WORKING DATA -
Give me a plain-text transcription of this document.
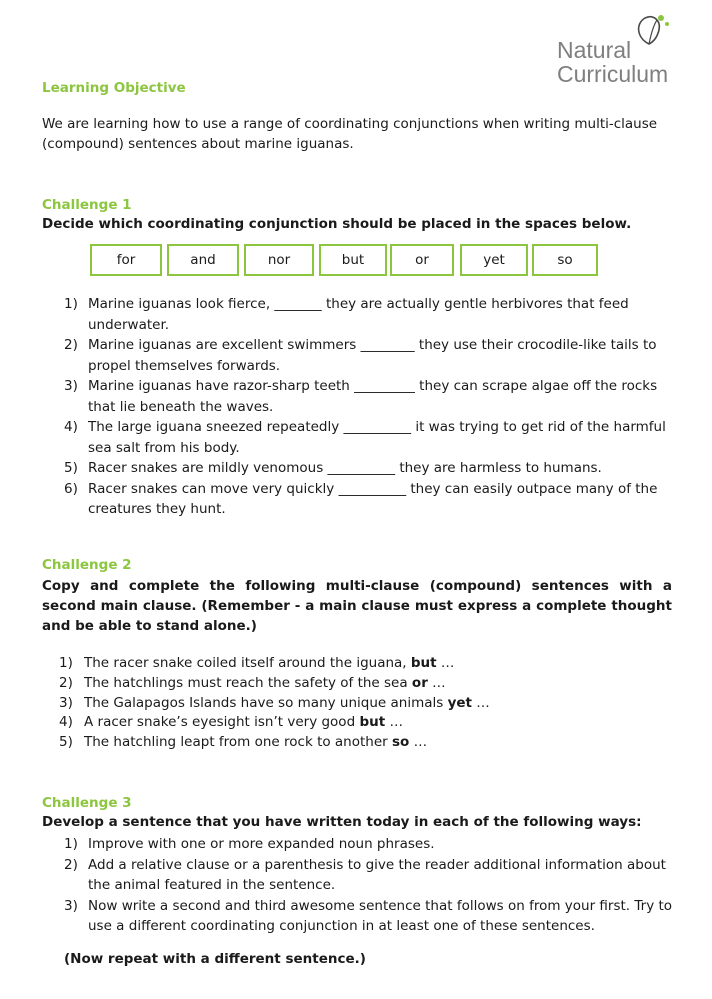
Natural
Curriculum
Learning Objective

We are learning how to use a range of coordinating conjunctions when writing multi-clause (compound) sentences about marine iguanas.

Challenge 1

Decide which coordinating conjunction should be placed in the spaces below.

for	and	nor	but	or	yet	so
1) Marine iguanas look fierce, _______ they are actually gentle herbivores that feed underwater.
2) Marine iguanas are excellent swimmers ________ they use their crocodile-like tails to propel themselves forwards.
3) Marine iguanas have razor-sharp teeth _________ they can scrape algae off the rocks that lie beneath the waves.
4) The large iguana sneezed repeatedly __________ it was trying to get rid of the harmful sea salt from his body.
5) Racer snakes are mildly venomous __________ they are harmless to humans.
6) Racer snakes can move very quickly __________ they can easily outpace many of the creatures they hunt.
Challenge 2

Copy and complete the following multi-clause (compound) sentences with a second main clause. (Remember - a main clause must express a complete thought and be able to stand alone.)

1) The racer snake coiled itself around the iguana, but …
2) The hatchlings must reach the safety of the sea or …
3) The Galapagos Islands have so many unique animals yet …
4) A racer snake’s eyesight isn’t very good but …
5) The hatchling leapt from one rock to another so …
Challenge 3

Develop a sentence that you have written today in each of the following ways:

1) Improve with one or more expanded noun phrases.
2) Add a relative clause or a parenthesis to give the reader additional information about the animal featured in the sentence.
3) Now write a second and third awesome sentence that follows on from your first. Try to use a different coordinating conjunction in at least one of these sentences.

(Now repeat with a different sentence.)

WORK INSTRUCTIONS -
Say how many lines contain the string "different", giving nothing but the count.

FULL RESPONSE -
2